Instructions for the task >> Substitute "condenser" for "capacitor" throughout the rows, beginning at the line that contains "component V1 arrowhead: [86, 24, 96, 34]" and stopping after the final row, and reproduce those lines with nothing else altered.
#### Data listing ####
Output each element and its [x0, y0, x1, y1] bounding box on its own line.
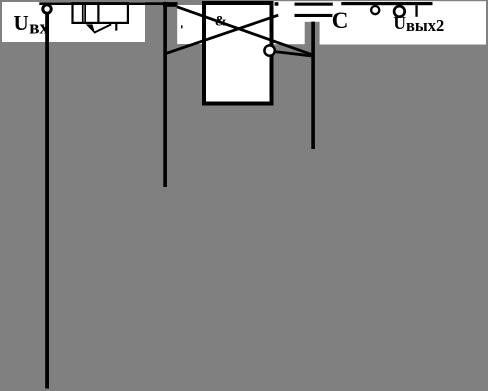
component V1 arrowhead: [86, 24, 96, 34]
component V1 plate 2: [84, 3, 86, 23]
svg-text:U: U: [393, 13, 406, 33]
terminal Uvx: [43, 5, 51, 13]
gate DD1 inversion bubble: [264, 45, 274, 55]
wire cross-coupling diagonal: [165, 15, 278, 54]
svg-text:C: C: [332, 8, 349, 33]
wire top rail right: [341, 2, 432, 5]
logic gate DD1 body: [204, 3, 272, 104]
svg-text:вых2: вых2: [406, 16, 444, 35]
junction node A: [163, 2, 178, 7]
wire vertical at node B: [311, 22, 315, 149]
terminal output 2: [394, 6, 405, 17]
wire feedback diagonal to node A: [177, 7, 314, 55]
svg-text:U: U: [14, 11, 29, 35]
node mark: [275, 2, 279, 5]
component V1 plate 1: [82, 3, 84, 23]
component V1 divider: [97, 3, 99, 23]
capacitor C plate 1: [295, 3, 333, 6]
terminal pin stub: [415, 5, 417, 17]
wire vertical at node A: [163, 2, 167, 187]
stray mark: [181, 25, 183, 28]
wire input vertical: [45, 13, 49, 389]
component V1 pin stub: [115, 24, 117, 31]
wire top rail left: [39, 2, 167, 5]
svg-text:вх: вх: [29, 17, 49, 38]
component V1 body (cropped): [73, 3, 128, 23]
capacitor C plate 2: [295, 14, 333, 17]
wire gate output to node B: [274, 52, 314, 57]
component V1 arrow lead: [94, 24, 111, 32]
terminal output 1: [371, 6, 379, 14]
####
Answer below >>
component V1 arrowhead: [86, 24, 96, 34]
component V1 plate 2: [84, 3, 86, 23]
svg-text:U: U: [393, 13, 406, 33]
terminal Uvx: [43, 5, 51, 13]
gate DD1 inversion bubble: [264, 45, 274, 55]
wire cross-coupling diagonal: [165, 15, 278, 54]
svg-text:C: C: [332, 8, 349, 33]
wire top rail right: [341, 2, 432, 5]
logic gate DD1 body: [204, 3, 272, 104]
svg-text:вых2: вых2: [406, 16, 444, 35]
junction node A: [163, 2, 178, 7]
wire vertical at node B: [311, 22, 315, 149]
terminal output 2: [394, 6, 405, 17]
wire feedback diagonal to node A: [177, 7, 314, 55]
svg-text:U: U: [14, 11, 29, 35]
node mark: [275, 2, 279, 5]
component V1 plate 1: [82, 3, 84, 23]
component V1 divider: [97, 3, 99, 23]
condenser C plate 1: [295, 3, 333, 6]
terminal pin stub: [415, 5, 417, 17]
wire vertical at node A: [163, 2, 167, 187]
stray mark: [181, 25, 183, 28]
wire input vertical: [45, 13, 49, 389]
component V1 pin stub: [115, 24, 117, 31]
wire top rail left: [39, 2, 167, 5]
svg-text:вх: вх: [29, 17, 49, 38]
component V1 body (cropped): [73, 3, 128, 23]
condenser C plate 2: [295, 14, 333, 17]
wire gate output to node B: [274, 52, 314, 57]
component V1 arrow lead: [94, 24, 111, 32]
terminal output 1: [371, 6, 379, 14]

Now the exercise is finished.